▶ **Work instructions**
Print the entries below word for word; the pictures stay out of your copy.

▶ **Extracted data entries**
----

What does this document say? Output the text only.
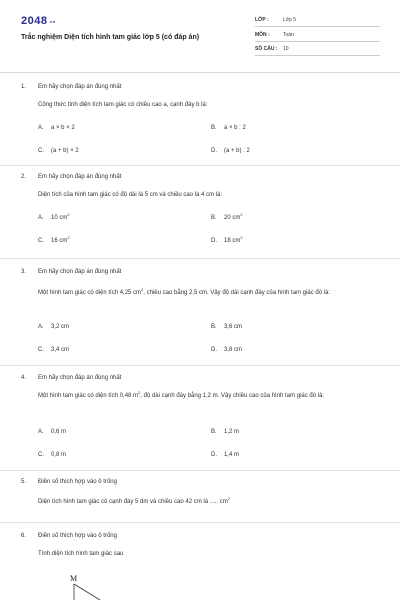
2048.vn
Trắc nghiệm Diện tích hình tam giác lớp 5 (có đáp án)
LỚP :	Lớp 5
MÔN :	Toán
SỐ CÂU : 10
1. Em hãy chọn đáp án đúng nhất
Công thức tính diện tích tam giác có chiều cao a, cạnh đáy b là:
A. a × b × 2	B. a × b : 2
C. (a + b) × 2	D. (a + b) : 2
2. Em hãy chọn đáp án đúng nhất
Diện tích của hình tam giác có độ dài là 5 cm và chiều cao là 4 cm là:
A. 10 $cm^2$
B. 20 $cm^2$
C. 16 $cm^2$
D. 18 $cm^2$
3. Em hãy chọn đáp án đúng nhất
Một hình tam giác có diện tích 4,25 $cm^2$, chiều cao bằng 2,5 cm. Vậy độ dài cạnh đáy của hình tam giác đó là:
A. 3,2 cm	B. 3,6 cm
C. 3,4 cm	D. 3,8 cm
4. Em hãy chọn đáp án đúng nhất
Một hình tam giác có diện tích 0,48 $m^2$, độ dài cạnh đáy bằng 1,2 m. Vậy chiều cao của hình tam giác đó là:
A. 0,6 m	B. 1,2 m
C. 0,8 m	D. 1,4 m
5. Điền số thích hợp vào ô trống
Diện tích hình tam giác có cạnh đáy 5 dm và chiều cao 42 cm là ..... $cm^2$
6. Điền số thích hợp vào ô trống
Tính diện tích hình tam giác sau
M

----

▶ **Solved problem**
What does this document say? Output the text only.
2048.vn
Trắc nghiệm Diện tích hình tam giác lớp 5 (có đáp án)
LỚP :	Lớp 5
MÔN :	Toán
SỐ CÂU : 10
1. Em hãy chọn đáp án đúng nhất
Công thức tính diện tích tam giác có chiều cao a, cạnh đáy b là:
A. a × b × 2	B. a × b : 2
C. (a + b) × 2	D. (a + b) : 2
2. Em hãy chọn đáp án đúng nhất
Diện tích của hình tam giác có độ dài là 5 cm và chiều cao là 4 cm là:
A. 10 $cm^2$
B. 20 $cm^2$
C. 16 $cm^2$
D. 18 $cm^2$
3. Em hãy chọn đáp án đúng nhất
Một hình tam giác có diện tích 4,25 $cm^2$, chiều cao bằng 2,5 cm. Vậy độ dài cạnh đáy của hình tam giác đó là:
A. 3,2 cm	B. 3,6 cm
C. 3,4 cm	D. 3,8 cm
4. Em hãy chọn đáp án đúng nhất
Một hình tam giác có diện tích 0,48 $m^2$, độ dài cạnh đáy bằng 1,2 m. Vậy chiều cao của hình tam giác đó là:
A. 0,6 m	B. 1,2 m
C. 0,8 m	D. 1,4 m
5. Điền số thích hợp vào ô trống
Diện tích hình tam giác có cạnh đáy 5 dm và chiều cao 42 cm là ..... $cm^2$
6. Điền số thích hợp vào ô trống
Tính diện tích hình tam giác sau
M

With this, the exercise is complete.